**Records from a dataset:**

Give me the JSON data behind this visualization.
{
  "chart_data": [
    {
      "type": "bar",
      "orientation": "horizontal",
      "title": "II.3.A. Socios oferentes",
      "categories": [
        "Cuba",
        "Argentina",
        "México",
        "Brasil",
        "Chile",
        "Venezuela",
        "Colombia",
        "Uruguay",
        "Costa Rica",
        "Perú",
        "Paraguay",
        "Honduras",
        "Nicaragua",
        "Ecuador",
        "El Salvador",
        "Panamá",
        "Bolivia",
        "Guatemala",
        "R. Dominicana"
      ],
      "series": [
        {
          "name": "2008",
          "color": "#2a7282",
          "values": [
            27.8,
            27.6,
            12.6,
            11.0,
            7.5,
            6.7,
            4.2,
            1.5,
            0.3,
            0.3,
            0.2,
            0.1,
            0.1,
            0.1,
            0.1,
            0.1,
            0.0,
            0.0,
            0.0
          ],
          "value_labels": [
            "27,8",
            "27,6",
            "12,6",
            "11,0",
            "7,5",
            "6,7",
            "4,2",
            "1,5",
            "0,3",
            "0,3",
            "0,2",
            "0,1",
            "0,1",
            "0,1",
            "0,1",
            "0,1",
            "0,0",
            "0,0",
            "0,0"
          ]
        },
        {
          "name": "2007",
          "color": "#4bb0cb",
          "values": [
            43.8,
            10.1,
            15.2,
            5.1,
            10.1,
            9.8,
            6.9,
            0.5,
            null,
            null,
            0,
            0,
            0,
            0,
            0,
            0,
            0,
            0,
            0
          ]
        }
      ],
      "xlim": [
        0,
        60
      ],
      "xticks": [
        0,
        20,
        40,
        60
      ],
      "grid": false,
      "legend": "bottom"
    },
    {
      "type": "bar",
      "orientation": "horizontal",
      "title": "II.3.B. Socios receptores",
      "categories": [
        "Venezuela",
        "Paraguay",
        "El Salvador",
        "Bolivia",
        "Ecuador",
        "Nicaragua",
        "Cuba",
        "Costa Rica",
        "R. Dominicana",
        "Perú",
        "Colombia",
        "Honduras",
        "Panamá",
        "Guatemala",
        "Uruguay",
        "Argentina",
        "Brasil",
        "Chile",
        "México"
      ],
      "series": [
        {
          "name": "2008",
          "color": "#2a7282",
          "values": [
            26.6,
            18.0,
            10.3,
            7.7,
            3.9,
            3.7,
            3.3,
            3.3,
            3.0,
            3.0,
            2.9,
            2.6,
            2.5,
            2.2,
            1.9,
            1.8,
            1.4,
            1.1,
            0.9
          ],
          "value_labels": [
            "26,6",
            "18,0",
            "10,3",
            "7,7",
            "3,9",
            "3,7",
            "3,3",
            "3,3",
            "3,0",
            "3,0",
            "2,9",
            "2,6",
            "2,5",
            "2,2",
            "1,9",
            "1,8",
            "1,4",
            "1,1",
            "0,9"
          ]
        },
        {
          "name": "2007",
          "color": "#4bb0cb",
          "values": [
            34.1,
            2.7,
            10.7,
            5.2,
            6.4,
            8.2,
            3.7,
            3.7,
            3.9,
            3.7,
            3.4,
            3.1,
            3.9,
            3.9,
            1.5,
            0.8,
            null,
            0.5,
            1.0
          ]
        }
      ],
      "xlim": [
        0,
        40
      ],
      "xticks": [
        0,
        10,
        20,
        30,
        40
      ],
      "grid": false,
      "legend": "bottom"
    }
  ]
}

**EXERCISE DETAILS:** Extract all of the data shown above without alteration.

**THE SOLUTION:**
Give me the JSON data behind this visualization.
{
  "chart_data": [
    {
      "type": "bar",
      "orientation": "horizontal",
      "title": "II.3.A. Socios oferentes",
      "categories": [
        "Cuba",
        "Argentina",
        "México",
        "Brasil",
        "Chile",
        "Venezuela",
        "Colombia",
        "Uruguay",
        "Costa Rica",
        "Perú",
        "Paraguay",
        "Honduras",
        "Nicaragua",
        "Ecuador",
        "El Salvador",
        "Panamá",
        "Bolivia",
        "Guatemala",
        "R. Dominicana"
      ],
      "series": [
        {
          "name": "2008",
          "color": "#2a7282",
          "values": [
            27.8,
            27.6,
            12.6,
            11.0,
            7.5,
            6.7,
            4.2,
            1.5,
            0.3,
            0.3,
            0.2,
            0.1,
            0.1,
            0.1,
            0.1,
            0.1,
            0.0,
            0.0,
            0.0
          ],
          "value_labels": [
            "27,8",
            "27,6",
            "12,6",
            "11,0",
            "7,5",
            "6,7",
            "4,2",
            "1,5",
            "0,3",
            "0,3",
            "0,2",
            "0,1",
            "0,1",
            "0,1",
            "0,1",
            "0,1",
            "0,0",
            "0,0",
            "0,0"
          ]
        },
        {
          "name": "2007",
          "color": "#4bb0cb",
          "values": [
            43.8,
            10.1,
            15.2,
            5.1,
            10.1,
            9.8,
            6.9,
            0.5,
            null,
            null,
            0,
            0,
            0,
            0,
            0,
            0,
            0,
            0,
            0
          ]
        }
      ],
      "xlim": [
        0,
        60
      ],
      "xticks": [
        0,
        20,
        40,
        60
      ],
      "grid": false,
      "legend": "bottom"
    },
    {
      "type": "bar",
      "orientation": "horizontal",
      "title": "II.3.B. Socios receptores",
      "categories": [
        "Venezuela",
        "Paraguay",
        "El Salvador",
        "Bolivia",
        "Ecuador",
        "Nicaragua",
        "Cuba",
        "Costa Rica",
        "R. Dominicana",
        "Perú",
        "Colombia",
        "Honduras",
        "Panamá",
        "Guatemala",
        "Uruguay",
        "Argentina",
        "Brasil",
        "Chile",
        "México"
      ],
      "series": [
        {
          "name": "2008",
          "color": "#2a7282",
          "values": [
            26.6,
            18.0,
            10.3,
            7.7,
            3.9,
            3.7,
            3.3,
            3.3,
            3.0,
            3.0,
            2.9,
            2.6,
            2.5,
            2.2,
            1.9,
            1.8,
            1.4,
            1.1,
            0.9
          ],
          "value_labels": [
            "26,6",
            "18,0",
            "10,3",
            "7,7",
            "3,9",
            "3,7",
            "3,3",
            "3,3",
            "3,0",
            "3,0",
            "2,9",
            "2,6",
            "2,5",
            "2,2",
            "1,9",
            "1,8",
            "1,4",
            "1,1",
            "0,9"
          ]
        },
        {
          "name": "2007",
          "color": "#4bb0cb",
          "values": [
            34.1,
            2.7,
            10.7,
            5.2,
            6.4,
            8.2,
            3.7,
            3.7,
            3.9,
            3.7,
            3.4,
            3.1,
            3.9,
            3.9,
            1.5,
            0.8,
            null,
            0.5,
            1.0
          ]
        }
      ],
      "xlim": [
        0,
        40
      ],
      "xticks": [
        0,
        10,
        20,
        30,
        40
      ],
      "grid": false,
      "legend": "bottom"
    }
  ]
}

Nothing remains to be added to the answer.